### Dataset excerpts
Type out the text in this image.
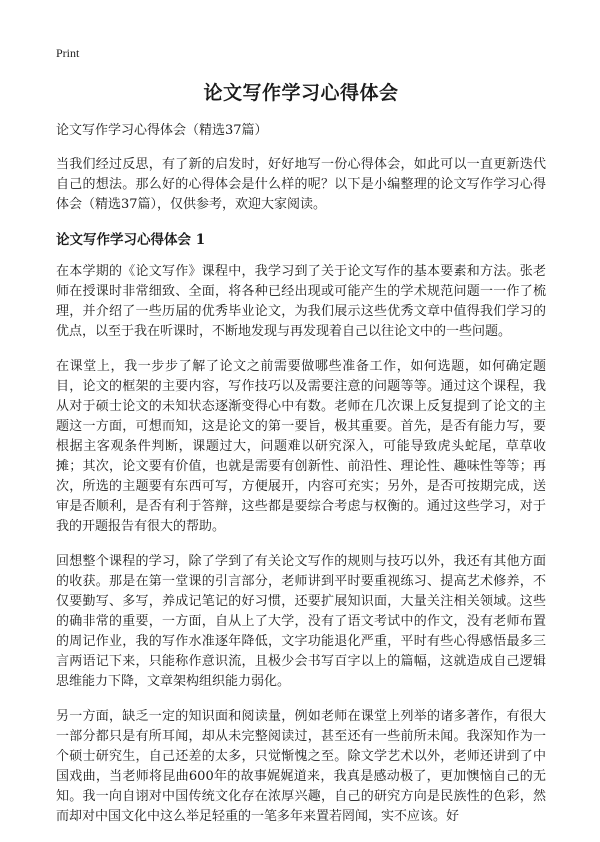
Print
论文写作学习心得体会
论文写作学习心得体会（精选37篇）
当我们经过反思，有了新的启发时，好好地写一份心得体会，如此可以一直更新迭代自己的想法。那么好的心得体会是什么样的呢？以下是小编整理的论文写作学习心得体会（精选37篇），仅供参考，欢迎大家阅读。
论文写作学习心得体会 1
在本学期的《论文写作》课程中，我学习到了关于论文写作的基本要素和方法。张老师在授课时非常细致、全面，将各种已经出现或可能产生的学术规范问题一一作了梳理，并介绍了一些历届的优秀毕业论文，为我们展示这些优秀文章中值得我们学习的优点，以至于我在听课时，不断地发现与再发现着自己以往论文中的一些问题。
在课堂上，我一步步了解了论文之前需要做哪些准备工作，如何选题，如何确定题目，论文的框架的主要内容，写作技巧以及需要注意的问题等等。通过这个课程，我从对于硕士论文的未知状态逐渐变得心中有数。老师在几次课上反复提到了论文的主题这一方面，可想而知，这是论文的第一要旨，极其重要。首先，是否有能力写，要根据主客观条件判断，课题过大，问题难以研究深入，可能导致虎头蛇尾，草草收摊；其次，论文要有价值，也就是需要有创新性、前沿性、理论性、趣味性等等；再次，所选的主题要有东西可写，方便展开，内容可充实；另外，是否可按期完成，送审是否顺利，是否有利于答辩，这些都是要综合考虑与权衡的。通过这些学习，对于我的开题报告有很大的帮助。
回想整个课程的学习，除了学到了有关论文写作的规则与技巧以外，我还有其他方面的收获。那是在第一堂课的引言部分，老师讲到平时要重视练习、提高艺术修养，不仅要勤写、多写，养成记笔记的好习惯，还要扩展知识面，大量关注相关领域。这些的确非常的重要，一方面，自从上了大学，没有了语文考试中的作文，没有老师布置的周记作业，我的写作水准逐年降低，文字功能退化严重，平时有些心得感悟最多三言两语记下来，只能称作意识流，且极少会书写百字以上的篇幅，这就造成自己逻辑思维能力下降，文章架构组织能力弱化。
另一方面，缺乏一定的知识面和阅读量，例如老师在课堂上列举的诸多著作，有很大一部分都只是有所耳闻，却从未完整阅读过，甚至还有一些前所未闻。我深知作为一个硕士研究生，自己还差的太多，只觉惭愧之至。除文学艺术以外，老师还讲到了中国戏曲，当老师将昆曲600年的故事娓娓道来，我真是感动极了，更加懊恼自己的无知。我一向自诩对中国传统文化存在浓厚兴趣，自己的研究方向是民族性的色彩，然而却对中国文化中这么举足轻重的一笔多年来置若罔闻，实不应该。好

### To be done
Write out every entry again word for word, without any of the pictures.

### Solution to this problem
Type out the text in this image.
Print
论文写作学习心得体会
论文写作学习心得体会（精选37篇）
当我们经过反思，有了新的启发时，好好地写一份心得体会，如此可以一直更新迭代自己的想法。那么好的心得体会是什么样的呢？以下是小编整理的论文写作学习心得体会（精选37篇），仅供参考，欢迎大家阅读。
论文写作学习心得体会 1
在本学期的《论文写作》课程中，我学习到了关于论文写作的基本要素和方法。张老师在授课时非常细致、全面，将各种已经出现或可能产生的学术规范问题一一作了梳理，并介绍了一些历届的优秀毕业论文，为我们展示这些优秀文章中值得我们学习的优点，以至于我在听课时，不断地发现与再发现着自己以往论文中的一些问题。
在课堂上，我一步步了解了论文之前需要做哪些准备工作，如何选题，如何确定题目，论文的框架的主要内容，写作技巧以及需要注意的问题等等。通过这个课程，我从对于硕士论文的未知状态逐渐变得心中有数。老师在几次课上反复提到了论文的主题这一方面，可想而知，这是论文的第一要旨，极其重要。首先，是否有能力写，要根据主客观条件判断，课题过大，问题难以研究深入，可能导致虎头蛇尾，草草收摊；其次，论文要有价值，也就是需要有创新性、前沿性、理论性、趣味性等等；再次，所选的主题要有东西可写，方便展开，内容可充实；另外，是否可按期完成，送审是否顺利，是否有利于答辩，这些都是要综合考虑与权衡的。通过这些学习，对于我的开题报告有很大的帮助。
回想整个课程的学习，除了学到了有关论文写作的规则与技巧以外，我还有其他方面的收获。那是在第一堂课的引言部分，老师讲到平时要重视练习、提高艺术修养，不仅要勤写、多写，养成记笔记的好习惯，还要扩展知识面，大量关注相关领域。这些的确非常的重要，一方面，自从上了大学，没有了语文考试中的作文，没有老师布置的周记作业，我的写作水准逐年降低，文字功能退化严重，平时有些心得感悟最多三言两语记下来，只能称作意识流，且极少会书写百字以上的篇幅，这就造成自己逻辑思维能力下降，文章架构组织能力弱化。
另一方面，缺乏一定的知识面和阅读量，例如老师在课堂上列举的诸多著作，有很大一部分都只是有所耳闻，却从未完整阅读过，甚至还有一些前所未闻。我深知作为一个硕士研究生，自己还差的太多，只觉惭愧之至。除文学艺术以外，老师还讲到了中国戏曲，当老师将昆曲600年的故事娓娓道来，我真是感动极了，更加懊恼自己的无知。我一向自诩对中国传统文化存在浓厚兴趣，自己的研究方向是民族性的色彩，然而却对中国文化中这么举足轻重的一笔多年来置若罔闻，实不应该。好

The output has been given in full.